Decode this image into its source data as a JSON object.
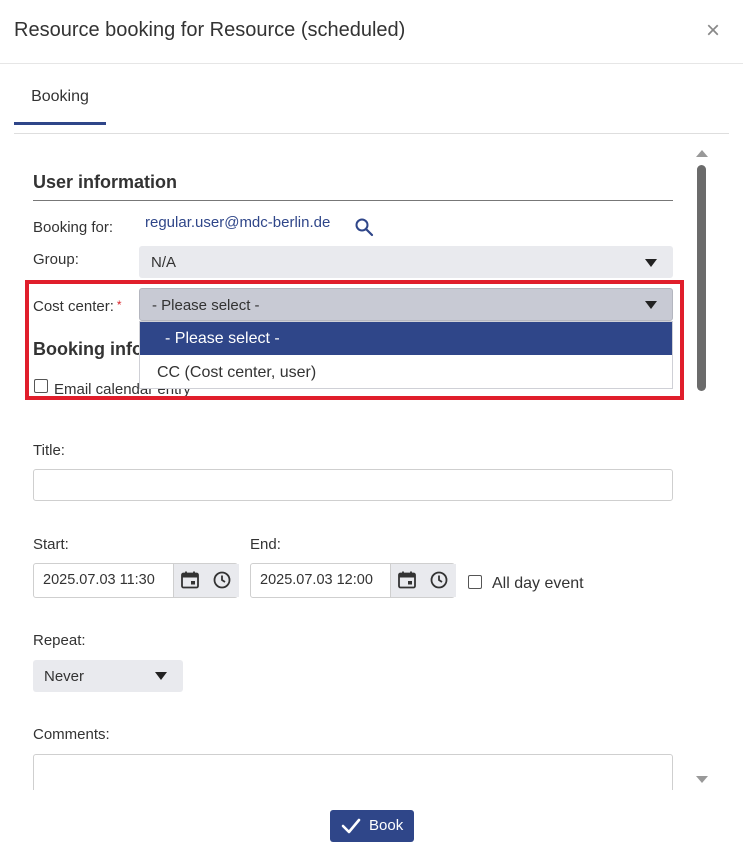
{
  "dialog": {
    "title": "Resource booking for Resource (scheduled)",
    "close_label": "×"
  },
  "tabs": [
    {
      "label": "Booking",
      "active": true
    }
  ],
  "user_info": {
    "section_title": "User information",
    "booking_for_label": "Booking for:",
    "booking_for_value": "regular.user@mdc-berlin.de",
    "group_label": "Group:",
    "group_value": "N/A",
    "cost_center_label": "Cost center:",
    "cost_center_required_mark": "*",
    "cost_center_value": "- Please select -",
    "cost_center_options": [
      "- Please select -",
      "CC (Cost center, user)"
    ]
  },
  "booking_info": {
    "section_title": "Booking info",
    "email_calendar_label": "Email calendar entry",
    "title_label": "Title:",
    "title_value": "",
    "start_label": "Start:",
    "start_value": "2025.07.03 11:30",
    "end_label": "End:",
    "end_value": "2025.07.03 12:00",
    "all_day_label": "All day event",
    "repeat_label": "Repeat:",
    "repeat_value": "Never",
    "comments_label": "Comments:",
    "comments_value": ""
  },
  "footer": {
    "book_label": "Book"
  },
  "colors": {
    "accent": "#2f4689",
    "highlight": "#e01e2b",
    "select_bg": "#e9eaee"
  }
}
++++++++
(DESCRIPTION OF THE TASK):
Will you set down the records word for word while leaving out every picture?

(TASK RESULT):
Decode this image into its source data as a JSON object.
{
  "dialog": {
    "title": "Resource booking for Resource (scheduled)",
    "close_label": "×"
  },
  "tabs": [
    {
      "label": "Booking",
      "active": true
    }
  ],
  "user_info": {
    "section_title": "User information",
    "booking_for_label": "Booking for:",
    "booking_for_value": "regular.user@mdc-berlin.de",
    "group_label": "Group:",
    "group_value": "N/A",
    "cost_center_label": "Cost center:",
    "cost_center_required_mark": "*",
    "cost_center_value": "- Please select -",
    "cost_center_options": [
      "- Please select -",
      "CC (Cost center, user)"
    ]
  },
  "booking_info": {
    "section_title": "Booking info",
    "email_calendar_label": "Email calendar entry",
    "title_label": "Title:",
    "title_value": "",
    "start_label": "Start:",
    "start_value": "2025.07.03 11:30",
    "end_label": "End:",
    "end_value": "2025.07.03 12:00",
    "all_day_label": "All day event",
    "repeat_label": "Repeat:",
    "repeat_value": "Never",
    "comments_label": "Comments:",
    "comments_value": ""
  },
  "footer": {
    "book_label": "Book"
  },
  "colors": {
    "accent": "#2f4689",
    "highlight": "#e01e2b",
    "select_bg": "#e9eaee"
  }
}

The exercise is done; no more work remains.